Aim:
Output the material below unchanged, apart from leaving out the pictures.

========================

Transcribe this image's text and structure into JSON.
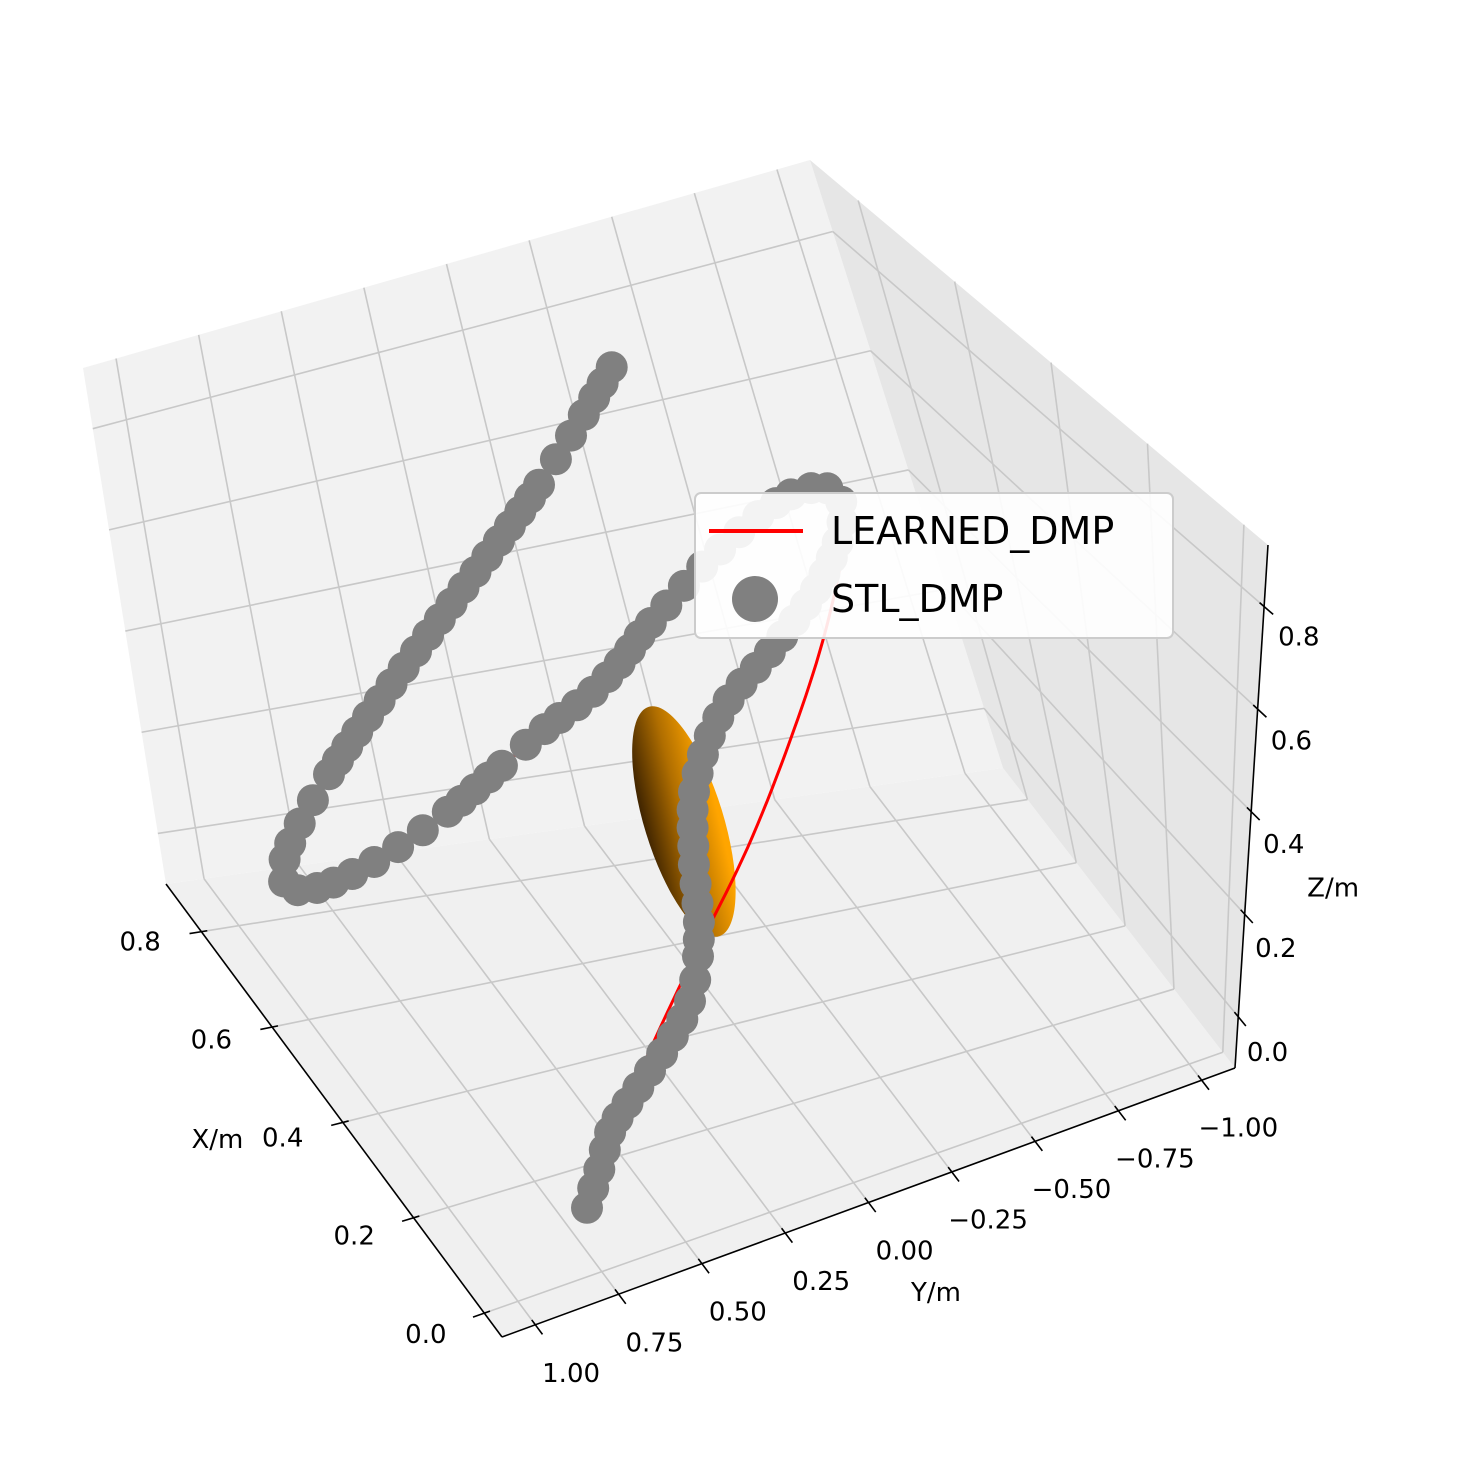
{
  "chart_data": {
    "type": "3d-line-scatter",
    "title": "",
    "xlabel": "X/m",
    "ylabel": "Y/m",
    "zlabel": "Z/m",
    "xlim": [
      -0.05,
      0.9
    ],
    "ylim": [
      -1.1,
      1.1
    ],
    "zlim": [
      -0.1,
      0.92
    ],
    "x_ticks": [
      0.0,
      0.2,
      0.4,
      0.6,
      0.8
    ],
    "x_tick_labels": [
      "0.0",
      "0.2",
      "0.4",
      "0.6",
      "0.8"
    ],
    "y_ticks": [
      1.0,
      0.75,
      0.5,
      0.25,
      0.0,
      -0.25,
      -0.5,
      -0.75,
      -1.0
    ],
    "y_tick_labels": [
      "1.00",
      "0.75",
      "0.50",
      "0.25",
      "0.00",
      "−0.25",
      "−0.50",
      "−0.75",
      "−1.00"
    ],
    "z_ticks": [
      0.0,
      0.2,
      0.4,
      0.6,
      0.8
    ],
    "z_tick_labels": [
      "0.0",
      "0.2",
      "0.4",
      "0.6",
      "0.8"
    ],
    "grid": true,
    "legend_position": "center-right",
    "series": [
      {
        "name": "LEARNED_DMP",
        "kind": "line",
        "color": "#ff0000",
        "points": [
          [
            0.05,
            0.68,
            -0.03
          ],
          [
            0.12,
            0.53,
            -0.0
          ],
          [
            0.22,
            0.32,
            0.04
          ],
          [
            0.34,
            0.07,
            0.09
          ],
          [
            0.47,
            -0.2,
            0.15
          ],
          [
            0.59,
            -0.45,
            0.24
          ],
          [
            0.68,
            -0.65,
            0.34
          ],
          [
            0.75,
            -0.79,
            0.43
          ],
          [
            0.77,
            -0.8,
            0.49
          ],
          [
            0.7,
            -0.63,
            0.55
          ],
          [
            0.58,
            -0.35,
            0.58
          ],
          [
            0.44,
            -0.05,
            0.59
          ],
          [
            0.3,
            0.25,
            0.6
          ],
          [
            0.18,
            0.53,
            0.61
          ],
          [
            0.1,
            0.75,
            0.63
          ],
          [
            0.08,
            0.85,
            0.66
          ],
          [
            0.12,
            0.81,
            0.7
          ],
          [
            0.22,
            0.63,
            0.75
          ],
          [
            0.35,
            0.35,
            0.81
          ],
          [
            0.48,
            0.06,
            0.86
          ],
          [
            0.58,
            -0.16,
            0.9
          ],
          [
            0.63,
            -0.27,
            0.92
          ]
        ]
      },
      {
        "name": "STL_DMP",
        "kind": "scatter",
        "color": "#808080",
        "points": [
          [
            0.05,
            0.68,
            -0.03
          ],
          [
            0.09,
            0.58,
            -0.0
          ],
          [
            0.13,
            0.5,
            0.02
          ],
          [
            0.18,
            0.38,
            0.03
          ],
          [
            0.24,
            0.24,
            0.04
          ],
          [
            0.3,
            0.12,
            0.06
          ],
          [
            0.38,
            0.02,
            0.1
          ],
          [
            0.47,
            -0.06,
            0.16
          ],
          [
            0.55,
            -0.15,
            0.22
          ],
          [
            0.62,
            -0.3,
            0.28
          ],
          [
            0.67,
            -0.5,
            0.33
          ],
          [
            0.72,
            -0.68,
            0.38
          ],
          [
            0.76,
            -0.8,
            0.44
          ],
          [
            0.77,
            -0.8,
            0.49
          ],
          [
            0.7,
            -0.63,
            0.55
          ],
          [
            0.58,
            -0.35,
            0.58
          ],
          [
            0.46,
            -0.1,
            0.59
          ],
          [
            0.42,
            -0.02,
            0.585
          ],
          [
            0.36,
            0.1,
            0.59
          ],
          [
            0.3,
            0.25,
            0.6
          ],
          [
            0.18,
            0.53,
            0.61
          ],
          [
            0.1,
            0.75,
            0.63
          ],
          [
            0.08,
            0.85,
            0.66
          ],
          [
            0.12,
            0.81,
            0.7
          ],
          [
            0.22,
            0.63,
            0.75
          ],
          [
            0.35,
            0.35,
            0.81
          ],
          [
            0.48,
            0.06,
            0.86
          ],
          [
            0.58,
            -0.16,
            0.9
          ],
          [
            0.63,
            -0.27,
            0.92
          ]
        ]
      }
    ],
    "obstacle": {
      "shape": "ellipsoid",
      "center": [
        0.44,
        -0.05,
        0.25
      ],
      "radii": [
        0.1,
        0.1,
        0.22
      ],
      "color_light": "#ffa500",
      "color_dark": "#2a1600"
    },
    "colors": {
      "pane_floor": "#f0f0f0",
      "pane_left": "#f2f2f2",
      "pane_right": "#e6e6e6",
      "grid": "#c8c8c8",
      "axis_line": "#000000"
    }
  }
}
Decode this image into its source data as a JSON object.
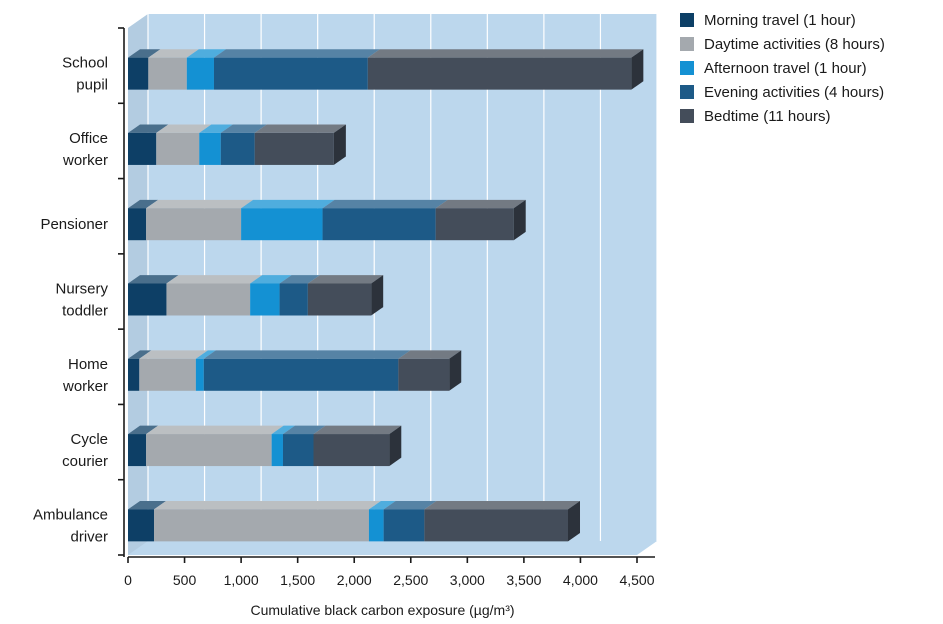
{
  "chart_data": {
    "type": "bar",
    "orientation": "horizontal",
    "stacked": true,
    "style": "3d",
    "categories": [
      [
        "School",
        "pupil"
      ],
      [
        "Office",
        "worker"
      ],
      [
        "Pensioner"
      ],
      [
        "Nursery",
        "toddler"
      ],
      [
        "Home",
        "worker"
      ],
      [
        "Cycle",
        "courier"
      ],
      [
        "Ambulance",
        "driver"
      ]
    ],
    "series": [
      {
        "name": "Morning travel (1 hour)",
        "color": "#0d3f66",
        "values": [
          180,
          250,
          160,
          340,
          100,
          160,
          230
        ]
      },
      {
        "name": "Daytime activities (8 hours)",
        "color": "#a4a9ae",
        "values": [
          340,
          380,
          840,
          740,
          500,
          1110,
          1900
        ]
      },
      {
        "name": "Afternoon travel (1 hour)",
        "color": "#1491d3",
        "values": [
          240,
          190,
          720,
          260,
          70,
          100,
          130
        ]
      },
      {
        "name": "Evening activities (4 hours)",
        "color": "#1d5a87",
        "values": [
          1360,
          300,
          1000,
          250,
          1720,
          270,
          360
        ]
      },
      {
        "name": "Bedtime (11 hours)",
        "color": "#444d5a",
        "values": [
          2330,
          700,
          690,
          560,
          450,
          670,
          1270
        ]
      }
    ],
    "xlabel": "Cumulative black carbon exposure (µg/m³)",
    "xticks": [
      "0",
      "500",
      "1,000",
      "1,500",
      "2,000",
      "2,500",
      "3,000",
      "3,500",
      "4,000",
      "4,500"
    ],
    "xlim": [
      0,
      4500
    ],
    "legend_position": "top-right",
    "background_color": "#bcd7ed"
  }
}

========================

Solution to this problem:
Transcribe this image's text and structure into JSON.
{
  "chart_data": {
    "type": "3d-line-scatter",
    "title": "",
    "xlabel": "X/m",
    "ylabel": "Y/m",
    "zlabel": "Z/m",
    "xlim": [
      -0.05,
      0.9
    ],
    "ylim": [
      -1.1,
      1.1
    ],
    "zlim": [
      -0.1,
      0.92
    ],
    "x_ticks": [
      0.0,
      0.2,
      0.4,
      0.6,
      0.8
    ],
    "x_tick_labels": [
      "0.0",
      "0.2",
      "0.4",
      "0.6",
      "0.8"
    ],
    "y_ticks": [
      1.0,
      0.75,
      0.5,
      0.25,
      0.0,
      -0.25,
      -0.5,
      -0.75,
      -1.0
    ],
    "y_tick_labels": [
      "1.00",
      "0.75",
      "0.50",
      "0.25",
      "0.00",
      "−0.25",
      "−0.50",
      "−0.75",
      "−1.00"
    ],
    "z_ticks": [
      0.0,
      0.2,
      0.4,
      0.6,
      0.8
    ],
    "z_tick_labels": [
      "0.0",
      "0.2",
      "0.4",
      "0.6",
      "0.8"
    ],
    "grid": true,
    "legend_position": "center-right",
    "series": [
      {
        "name": "LEARNED_DMP",
        "kind": "line",
        "color": "#ff0000",
        "points": [
          [
            0.05,
            0.68,
            -0.03
          ],
          [
            0.12,
            0.53,
            -0.0
          ],
          [
            0.22,
            0.32,
            0.04
          ],
          [
            0.34,
            0.07,
            0.09
          ],
          [
            0.47,
            -0.2,
            0.15
          ],
          [
            0.59,
            -0.45,
            0.24
          ],
          [
            0.68,
            -0.65,
            0.34
          ],
          [
            0.75,
            -0.79,
            0.43
          ],
          [
            0.77,
            -0.8,
            0.49
          ],
          [
            0.7,
            -0.63,
            0.55
          ],
          [
            0.58,
            -0.35,
            0.58
          ],
          [
            0.44,
            -0.05,
            0.59
          ],
          [
            0.3,
            0.25,
            0.6
          ],
          [
            0.18,
            0.53,
            0.61
          ],
          [
            0.1,
            0.75,
            0.63
          ],
          [
            0.08,
            0.85,
            0.66
          ],
          [
            0.12,
            0.81,
            0.7
          ],
          [
            0.22,
            0.63,
            0.75
          ],
          [
            0.35,
            0.35,
            0.81
          ],
          [
            0.48,
            0.06,
            0.86
          ],
          [
            0.58,
            -0.16,
            0.9
          ],
          [
            0.63,
            -0.27,
            0.92
          ]
        ]
      },
      {
        "name": "STL_DMP",
        "kind": "scatter",
        "color": "#808080",
        "points": [
          [
            0.05,
            0.68,
            -0.03
          ],
          [
            0.09,
            0.58,
            -0.0
          ],
          [
            0.13,
            0.5,
            0.02
          ],
          [
            0.18,
            0.38,
            0.03
          ],
          [
            0.24,
            0.24,
            0.04
          ],
          [
            0.3,
            0.12,
            0.06
          ],
          [
            0.38,
            0.02,
            0.1
          ],
          [
            0.47,
            -0.06,
            0.16
          ],
          [
            0.55,
            -0.15,
            0.22
          ],
          [
            0.62,
            -0.3,
            0.28
          ],
          [
            0.67,
            -0.5,
            0.33
          ],
          [
            0.72,
            -0.68,
            0.38
          ],
          [
            0.76,
            -0.8,
            0.44
          ],
          [
            0.77,
            -0.8,
            0.49
          ],
          [
            0.7,
            -0.63,
            0.55
          ],
          [
            0.58,
            -0.35,
            0.58
          ],
          [
            0.46,
            -0.1,
            0.59
          ],
          [
            0.42,
            -0.02,
            0.585
          ],
          [
            0.36,
            0.1,
            0.59
          ],
          [
            0.3,
            0.25,
            0.6
          ],
          [
            0.18,
            0.53,
            0.61
          ],
          [
            0.1,
            0.75,
            0.63
          ],
          [
            0.08,
            0.85,
            0.66
          ],
          [
            0.12,
            0.81,
            0.7
          ],
          [
            0.22,
            0.63,
            0.75
          ],
          [
            0.35,
            0.35,
            0.81
          ],
          [
            0.48,
            0.06,
            0.86
          ],
          [
            0.58,
            -0.16,
            0.9
          ],
          [
            0.63,
            -0.27,
            0.92
          ]
        ]
      }
    ],
    "obstacle": {
      "shape": "ellipsoid",
      "center": [
        0.44,
        -0.05,
        0.25
      ],
      "radii": [
        0.1,
        0.1,
        0.22
      ],
      "color_light": "#ffa500",
      "color_dark": "#2a1600"
    },
    "colors": {
      "pane_floor": "#f0f0f0",
      "pane_left": "#f2f2f2",
      "pane_right": "#e6e6e6",
      "grid": "#c8c8c8",
      "axis_line": "#000000"
    }
  }
}
Decode this image into its source data as a JSON object.
{
  "chart_data": {
    "type": "bar",
    "orientation": "horizontal",
    "stacked": true,
    "style": "3d",
    "categories": [
      [
        "School",
        "pupil"
      ],
      [
        "Office",
        "worker"
      ],
      [
        "Pensioner"
      ],
      [
        "Nursery",
        "toddler"
      ],
      [
        "Home",
        "worker"
      ],
      [
        "Cycle",
        "courier"
      ],
      [
        "Ambulance",
        "driver"
      ]
    ],
    "series": [
      {
        "name": "Morning travel (1 hour)",
        "color": "#0d3f66",
        "values": [
          180,
          250,
          160,
          340,
          100,
          160,
          230
        ]
      },
      {
        "name": "Daytime activities (8 hours)",
        "color": "#a4a9ae",
        "values": [
          340,
          380,
          840,
          740,
          500,
          1110,
          1900
        ]
      },
      {
        "name": "Afternoon travel (1 hour)",
        "color": "#1491d3",
        "values": [
          240,
          190,
          720,
          260,
          70,
          100,
          130
        ]
      },
      {
        "name": "Evening activities (4 hours)",
        "color": "#1d5a87",
        "values": [
          1360,
          300,
          1000,
          250,
          1720,
          270,
          360
        ]
      },
      {
        "name": "Bedtime (11 hours)",
        "color": "#444d5a",
        "values": [
          2330,
          700,
          690,
          560,
          450,
          670,
          1270
        ]
      }
    ],
    "xlabel": "Cumulative black carbon exposure (µg/m³)",
    "xticks": [
      "0",
      "500",
      "1,000",
      "1,500",
      "2,000",
      "2,500",
      "3,000",
      "3,500",
      "4,000",
      "4,500"
    ],
    "xlim": [
      0,
      4500
    ],
    "legend_position": "top-right",
    "background_color": "#bcd7ed"
  }
}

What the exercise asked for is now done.